Exercise prompt: Output every line below exactly.

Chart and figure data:
>>>
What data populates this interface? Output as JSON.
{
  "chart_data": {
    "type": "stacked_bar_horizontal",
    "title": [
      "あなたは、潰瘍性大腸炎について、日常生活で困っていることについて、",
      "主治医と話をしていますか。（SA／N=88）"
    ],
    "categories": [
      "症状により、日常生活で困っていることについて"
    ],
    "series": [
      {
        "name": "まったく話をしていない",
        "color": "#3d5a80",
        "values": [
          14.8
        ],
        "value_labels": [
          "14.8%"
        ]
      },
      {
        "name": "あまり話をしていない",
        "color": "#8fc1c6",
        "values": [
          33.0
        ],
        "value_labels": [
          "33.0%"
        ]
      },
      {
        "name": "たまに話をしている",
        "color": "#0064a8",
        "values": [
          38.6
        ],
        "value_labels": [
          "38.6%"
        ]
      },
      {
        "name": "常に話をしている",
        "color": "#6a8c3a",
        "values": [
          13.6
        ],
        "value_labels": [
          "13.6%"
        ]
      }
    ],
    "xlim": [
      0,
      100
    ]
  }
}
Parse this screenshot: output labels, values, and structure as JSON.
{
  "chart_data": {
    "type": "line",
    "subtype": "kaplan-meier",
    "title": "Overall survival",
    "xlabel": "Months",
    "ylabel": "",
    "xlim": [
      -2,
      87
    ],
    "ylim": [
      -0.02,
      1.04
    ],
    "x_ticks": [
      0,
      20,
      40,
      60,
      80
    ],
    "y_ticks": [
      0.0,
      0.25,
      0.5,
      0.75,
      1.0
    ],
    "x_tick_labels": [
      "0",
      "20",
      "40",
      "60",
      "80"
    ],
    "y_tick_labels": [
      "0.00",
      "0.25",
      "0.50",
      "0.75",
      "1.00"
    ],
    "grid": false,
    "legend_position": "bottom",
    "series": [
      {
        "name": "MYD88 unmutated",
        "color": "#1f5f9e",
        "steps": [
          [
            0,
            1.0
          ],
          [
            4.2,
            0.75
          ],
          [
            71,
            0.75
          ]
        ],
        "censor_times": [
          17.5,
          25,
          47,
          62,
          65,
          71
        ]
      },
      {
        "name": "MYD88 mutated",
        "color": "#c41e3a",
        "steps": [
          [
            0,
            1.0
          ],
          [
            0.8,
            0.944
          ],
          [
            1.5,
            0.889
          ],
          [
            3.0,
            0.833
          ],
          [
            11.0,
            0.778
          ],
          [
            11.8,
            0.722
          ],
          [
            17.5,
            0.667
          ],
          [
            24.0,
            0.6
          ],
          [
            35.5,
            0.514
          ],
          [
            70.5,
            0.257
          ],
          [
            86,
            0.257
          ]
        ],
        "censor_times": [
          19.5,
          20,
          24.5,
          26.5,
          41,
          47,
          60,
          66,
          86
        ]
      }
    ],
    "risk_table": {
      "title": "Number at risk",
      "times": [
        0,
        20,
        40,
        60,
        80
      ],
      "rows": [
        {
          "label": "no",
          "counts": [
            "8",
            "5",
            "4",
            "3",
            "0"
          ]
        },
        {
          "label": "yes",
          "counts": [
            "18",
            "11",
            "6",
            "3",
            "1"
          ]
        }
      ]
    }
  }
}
<<<
Exercise answer:
What data populates this interface? Output as JSON.
{
  "chart_data": {
    "type": "stacked_bar_horizontal",
    "title": [
      "あなたは、潰瘍性大腸炎について、日常生活で困っていることについて、",
      "主治医と話をしていますか。（SA／N=88）"
    ],
    "categories": [
      "症状により、日常生活で困っていることについて"
    ],
    "series": [
      {
        "name": "まったく話をしていない",
        "color": "#3d5a80",
        "values": [
          14.8
        ],
        "value_labels": [
          "14.8%"
        ]
      },
      {
        "name": "あまり話をしていない",
        "color": "#8fc1c6",
        "values": [
          33.0
        ],
        "value_labels": [
          "33.0%"
        ]
      },
      {
        "name": "たまに話をしている",
        "color": "#0064a8",
        "values": [
          38.6
        ],
        "value_labels": [
          "38.6%"
        ]
      },
      {
        "name": "常に話をしている",
        "color": "#6a8c3a",
        "values": [
          13.6
        ],
        "value_labels": [
          "13.6%"
        ]
      }
    ],
    "xlim": [
      0,
      100
    ]
  }
}
Parse this screenshot: output labels, values, and structure as JSON.
{
  "chart_data": {
    "type": "line",
    "subtype": "kaplan-meier",
    "title": "Overall survival",
    "xlabel": "Months",
    "ylabel": "",
    "xlim": [
      -2,
      87
    ],
    "ylim": [
      -0.02,
      1.04
    ],
    "x_ticks": [
      0,
      20,
      40,
      60,
      80
    ],
    "y_ticks": [
      0.0,
      0.25,
      0.5,
      0.75,
      1.0
    ],
    "x_tick_labels": [
      "0",
      "20",
      "40",
      "60",
      "80"
    ],
    "y_tick_labels": [
      "0.00",
      "0.25",
      "0.50",
      "0.75",
      "1.00"
    ],
    "grid": false,
    "legend_position": "bottom",
    "series": [
      {
        "name": "MYD88 unmutated",
        "color": "#1f5f9e",
        "steps": [
          [
            0,
            1.0
          ],
          [
            4.2,
            0.75
          ],
          [
            71,
            0.75
          ]
        ],
        "censor_times": [
          17.5,
          25,
          47,
          62,
          65,
          71
        ]
      },
      {
        "name": "MYD88 mutated",
        "color": "#c41e3a",
        "steps": [
          [
            0,
            1.0
          ],
          [
            0.8,
            0.944
          ],
          [
            1.5,
            0.889
          ],
          [
            3.0,
            0.833
          ],
          [
            11.0,
            0.778
          ],
          [
            11.8,
            0.722
          ],
          [
            17.5,
            0.667
          ],
          [
            24.0,
            0.6
          ],
          [
            35.5,
            0.514
          ],
          [
            70.5,
            0.257
          ],
          [
            86,
            0.257
          ]
        ],
        "censor_times": [
          19.5,
          20,
          24.5,
          26.5,
          41,
          47,
          60,
          66,
          86
        ]
      }
    ],
    "risk_table": {
      "title": "Number at risk",
      "times": [
        0,
        20,
        40,
        60,
        80
      ],
      "rows": [
        {
          "label": "no",
          "counts": [
            "8",
            "5",
            "4",
            "3",
            "0"
          ]
        },
        {
          "label": "yes",
          "counts": [
            "18",
            "11",
            "6",
            "3",
            "1"
          ]
        }
      ]
    }
  }
}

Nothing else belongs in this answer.